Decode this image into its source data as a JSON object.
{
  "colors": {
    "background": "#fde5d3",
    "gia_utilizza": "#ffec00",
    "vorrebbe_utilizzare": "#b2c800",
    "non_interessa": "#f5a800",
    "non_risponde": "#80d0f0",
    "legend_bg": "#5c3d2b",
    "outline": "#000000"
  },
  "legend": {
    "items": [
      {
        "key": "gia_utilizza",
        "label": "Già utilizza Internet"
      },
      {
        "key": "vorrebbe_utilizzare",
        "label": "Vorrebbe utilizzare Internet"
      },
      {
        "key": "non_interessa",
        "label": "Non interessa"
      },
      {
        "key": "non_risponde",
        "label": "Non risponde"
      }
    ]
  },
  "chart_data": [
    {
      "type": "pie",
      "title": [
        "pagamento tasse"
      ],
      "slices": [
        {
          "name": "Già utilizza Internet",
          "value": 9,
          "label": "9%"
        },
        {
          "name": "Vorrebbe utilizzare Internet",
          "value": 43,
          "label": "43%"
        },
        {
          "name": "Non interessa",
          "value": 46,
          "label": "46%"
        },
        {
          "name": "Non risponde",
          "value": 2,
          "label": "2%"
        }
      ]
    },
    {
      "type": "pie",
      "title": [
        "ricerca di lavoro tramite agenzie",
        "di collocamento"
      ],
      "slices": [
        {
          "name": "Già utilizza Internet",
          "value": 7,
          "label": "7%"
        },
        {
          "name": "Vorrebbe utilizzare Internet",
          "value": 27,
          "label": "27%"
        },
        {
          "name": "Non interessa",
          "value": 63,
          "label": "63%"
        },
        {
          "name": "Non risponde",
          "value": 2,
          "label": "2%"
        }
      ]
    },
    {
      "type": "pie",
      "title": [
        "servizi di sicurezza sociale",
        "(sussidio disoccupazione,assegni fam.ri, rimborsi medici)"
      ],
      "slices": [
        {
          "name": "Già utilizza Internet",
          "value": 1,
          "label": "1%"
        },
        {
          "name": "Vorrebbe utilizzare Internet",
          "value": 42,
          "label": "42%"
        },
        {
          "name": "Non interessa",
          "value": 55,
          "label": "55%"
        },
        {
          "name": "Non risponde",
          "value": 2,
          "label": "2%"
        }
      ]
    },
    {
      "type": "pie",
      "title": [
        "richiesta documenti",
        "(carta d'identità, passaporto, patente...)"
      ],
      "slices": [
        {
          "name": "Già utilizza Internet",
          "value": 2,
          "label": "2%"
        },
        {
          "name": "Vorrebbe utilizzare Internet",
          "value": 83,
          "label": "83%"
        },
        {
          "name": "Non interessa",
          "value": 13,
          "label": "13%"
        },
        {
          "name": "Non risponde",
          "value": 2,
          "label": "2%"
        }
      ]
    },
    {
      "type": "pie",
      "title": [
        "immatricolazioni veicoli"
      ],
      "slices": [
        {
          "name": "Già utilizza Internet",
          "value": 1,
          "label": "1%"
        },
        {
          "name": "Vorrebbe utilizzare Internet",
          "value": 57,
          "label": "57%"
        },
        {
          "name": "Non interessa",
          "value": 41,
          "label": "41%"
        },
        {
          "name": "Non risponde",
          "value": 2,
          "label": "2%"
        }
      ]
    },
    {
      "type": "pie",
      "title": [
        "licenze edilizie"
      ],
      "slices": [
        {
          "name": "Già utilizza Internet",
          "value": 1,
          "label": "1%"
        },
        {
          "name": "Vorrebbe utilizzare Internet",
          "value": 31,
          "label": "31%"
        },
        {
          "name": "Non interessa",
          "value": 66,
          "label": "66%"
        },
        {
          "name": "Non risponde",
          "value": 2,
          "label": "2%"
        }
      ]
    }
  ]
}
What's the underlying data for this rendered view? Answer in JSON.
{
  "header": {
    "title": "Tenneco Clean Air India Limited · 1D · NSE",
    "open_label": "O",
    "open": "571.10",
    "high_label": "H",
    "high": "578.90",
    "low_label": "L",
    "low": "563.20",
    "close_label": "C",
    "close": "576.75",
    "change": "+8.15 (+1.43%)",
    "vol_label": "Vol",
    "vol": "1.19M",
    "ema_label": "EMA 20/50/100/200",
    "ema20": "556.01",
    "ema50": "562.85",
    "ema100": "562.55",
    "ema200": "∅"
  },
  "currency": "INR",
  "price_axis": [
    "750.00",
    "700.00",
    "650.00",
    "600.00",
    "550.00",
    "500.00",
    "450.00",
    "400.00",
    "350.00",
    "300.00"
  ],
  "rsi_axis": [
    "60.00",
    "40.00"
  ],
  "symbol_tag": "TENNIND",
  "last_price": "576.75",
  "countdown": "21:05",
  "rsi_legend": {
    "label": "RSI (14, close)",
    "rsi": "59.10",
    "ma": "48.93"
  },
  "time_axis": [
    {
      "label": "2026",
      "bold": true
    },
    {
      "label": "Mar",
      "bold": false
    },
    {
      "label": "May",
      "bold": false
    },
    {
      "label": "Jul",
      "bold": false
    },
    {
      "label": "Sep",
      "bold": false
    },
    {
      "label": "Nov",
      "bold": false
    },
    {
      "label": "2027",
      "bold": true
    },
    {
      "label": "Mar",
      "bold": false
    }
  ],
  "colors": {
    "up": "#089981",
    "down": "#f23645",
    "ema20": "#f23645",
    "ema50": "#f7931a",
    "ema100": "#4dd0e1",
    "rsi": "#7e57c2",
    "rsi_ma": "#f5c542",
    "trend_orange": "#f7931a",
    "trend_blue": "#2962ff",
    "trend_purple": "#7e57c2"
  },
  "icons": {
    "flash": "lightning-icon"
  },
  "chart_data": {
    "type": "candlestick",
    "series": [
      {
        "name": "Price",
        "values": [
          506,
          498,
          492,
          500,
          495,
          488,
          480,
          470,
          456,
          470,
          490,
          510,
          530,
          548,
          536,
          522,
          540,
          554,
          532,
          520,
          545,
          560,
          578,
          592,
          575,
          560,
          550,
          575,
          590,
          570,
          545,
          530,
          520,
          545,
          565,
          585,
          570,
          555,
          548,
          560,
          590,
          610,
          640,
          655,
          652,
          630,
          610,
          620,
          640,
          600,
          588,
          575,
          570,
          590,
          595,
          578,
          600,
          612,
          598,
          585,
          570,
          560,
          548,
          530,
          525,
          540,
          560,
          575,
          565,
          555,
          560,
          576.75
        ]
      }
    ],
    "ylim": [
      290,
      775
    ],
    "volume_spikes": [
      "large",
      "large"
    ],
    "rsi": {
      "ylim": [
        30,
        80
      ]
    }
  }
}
----
The request: Transcribe every record above exactly as it appears.

Answer to this problem:
Decode this image into its source data as a JSON object.
{
  "colors": {
    "background": "#fde5d3",
    "gia_utilizza": "#ffec00",
    "vorrebbe_utilizzare": "#b2c800",
    "non_interessa": "#f5a800",
    "non_risponde": "#80d0f0",
    "legend_bg": "#5c3d2b",
    "outline": "#000000"
  },
  "legend": {
    "items": [
      {
        "key": "gia_utilizza",
        "label": "Già utilizza Internet"
      },
      {
        "key": "vorrebbe_utilizzare",
        "label": "Vorrebbe utilizzare Internet"
      },
      {
        "key": "non_interessa",
        "label": "Non interessa"
      },
      {
        "key": "non_risponde",
        "label": "Non risponde"
      }
    ]
  },
  "chart_data": [
    {
      "type": "pie",
      "title": [
        "pagamento tasse"
      ],
      "slices": [
        {
          "name": "Già utilizza Internet",
          "value": 9,
          "label": "9%"
        },
        {
          "name": "Vorrebbe utilizzare Internet",
          "value": 43,
          "label": "43%"
        },
        {
          "name": "Non interessa",
          "value": 46,
          "label": "46%"
        },
        {
          "name": "Non risponde",
          "value": 2,
          "label": "2%"
        }
      ]
    },
    {
      "type": "pie",
      "title": [
        "ricerca di lavoro tramite agenzie",
        "di collocamento"
      ],
      "slices": [
        {
          "name": "Già utilizza Internet",
          "value": 7,
          "label": "7%"
        },
        {
          "name": "Vorrebbe utilizzare Internet",
          "value": 27,
          "label": "27%"
        },
        {
          "name": "Non interessa",
          "value": 63,
          "label": "63%"
        },
        {
          "name": "Non risponde",
          "value": 2,
          "label": "2%"
        }
      ]
    },
    {
      "type": "pie",
      "title": [
        "servizi di sicurezza sociale",
        "(sussidio disoccupazione,assegni fam.ri, rimborsi medici)"
      ],
      "slices": [
        {
          "name": "Già utilizza Internet",
          "value": 1,
          "label": "1%"
        },
        {
          "name": "Vorrebbe utilizzare Internet",
          "value": 42,
          "label": "42%"
        },
        {
          "name": "Non interessa",
          "value": 55,
          "label": "55%"
        },
        {
          "name": "Non risponde",
          "value": 2,
          "label": "2%"
        }
      ]
    },
    {
      "type": "pie",
      "title": [
        "richiesta documenti",
        "(carta d'identità, passaporto, patente...)"
      ],
      "slices": [
        {
          "name": "Già utilizza Internet",
          "value": 2,
          "label": "2%"
        },
        {
          "name": "Vorrebbe utilizzare Internet",
          "value": 83,
          "label": "83%"
        },
        {
          "name": "Non interessa",
          "value": 13,
          "label": "13%"
        },
        {
          "name": "Non risponde",
          "value": 2,
          "label": "2%"
        }
      ]
    },
    {
      "type": "pie",
      "title": [
        "immatricolazioni veicoli"
      ],
      "slices": [
        {
          "name": "Già utilizza Internet",
          "value": 1,
          "label": "1%"
        },
        {
          "name": "Vorrebbe utilizzare Internet",
          "value": 57,
          "label": "57%"
        },
        {
          "name": "Non interessa",
          "value": 41,
          "label": "41%"
        },
        {
          "name": "Non risponde",
          "value": 2,
          "label": "2%"
        }
      ]
    },
    {
      "type": "pie",
      "title": [
        "licenze edilizie"
      ],
      "slices": [
        {
          "name": "Già utilizza Internet",
          "value": 1,
          "label": "1%"
        },
        {
          "name": "Vorrebbe utilizzare Internet",
          "value": 31,
          "label": "31%"
        },
        {
          "name": "Non interessa",
          "value": 66,
          "label": "66%"
        },
        {
          "name": "Non risponde",
          "value": 2,
          "label": "2%"
        }
      ]
    }
  ]
}
What's the underlying data for this rendered view? Answer in JSON.
{
  "header": {
    "title": "Tenneco Clean Air India Limited · 1D · NSE",
    "open_label": "O",
    "open": "571.10",
    "high_label": "H",
    "high": "578.90",
    "low_label": "L",
    "low": "563.20",
    "close_label": "C",
    "close": "576.75",
    "change": "+8.15 (+1.43%)",
    "vol_label": "Vol",
    "vol": "1.19M",
    "ema_label": "EMA 20/50/100/200",
    "ema20": "556.01",
    "ema50": "562.85",
    "ema100": "562.55",
    "ema200": "∅"
  },
  "currency": "INR",
  "price_axis": [
    "750.00",
    "700.00",
    "650.00",
    "600.00",
    "550.00",
    "500.00",
    "450.00",
    "400.00",
    "350.00",
    "300.00"
  ],
  "rsi_axis": [
    "60.00",
    "40.00"
  ],
  "symbol_tag": "TENNIND",
  "last_price": "576.75",
  "countdown": "21:05",
  "rsi_legend": {
    "label": "RSI (14, close)",
    "rsi": "59.10",
    "ma": "48.93"
  },
  "time_axis": [
    {
      "label": "2026",
      "bold": true
    },
    {
      "label": "Mar",
      "bold": false
    },
    {
      "label": "May",
      "bold": false
    },
    {
      "label": "Jul",
      "bold": false
    },
    {
      "label": "Sep",
      "bold": false
    },
    {
      "label": "Nov",
      "bold": false
    },
    {
      "label": "2027",
      "bold": true
    },
    {
      "label": "Mar",
      "bold": false
    }
  ],
  "colors": {
    "up": "#089981",
    "down": "#f23645",
    "ema20": "#f23645",
    "ema50": "#f7931a",
    "ema100": "#4dd0e1",
    "rsi": "#7e57c2",
    "rsi_ma": "#f5c542",
    "trend_orange": "#f7931a",
    "trend_blue": "#2962ff",
    "trend_purple": "#7e57c2"
  },
  "icons": {
    "flash": "lightning-icon"
  },
  "chart_data": {
    "type": "candlestick",
    "series": [
      {
        "name": "Price",
        "values": [
          506,
          498,
          492,
          500,
          495,
          488,
          480,
          470,
          456,
          470,
          490,
          510,
          530,
          548,
          536,
          522,
          540,
          554,
          532,
          520,
          545,
          560,
          578,
          592,
          575,
          560,
          550,
          575,
          590,
          570,
          545,
          530,
          520,
          545,
          565,
          585,
          570,
          555,
          548,
          560,
          590,
          610,
          640,
          655,
          652,
          630,
          610,
          620,
          640,
          600,
          588,
          575,
          570,
          590,
          595,
          578,
          600,
          612,
          598,
          585,
          570,
          560,
          548,
          530,
          525,
          540,
          560,
          575,
          565,
          555,
          560,
          576.75
        ]
      }
    ],
    "ylim": [
      290,
      775
    ],
    "volume_spikes": [
      "large",
      "large"
    ],
    "rsi": {
      "ylim": [
        30,
        80
      ]
    }
  }
}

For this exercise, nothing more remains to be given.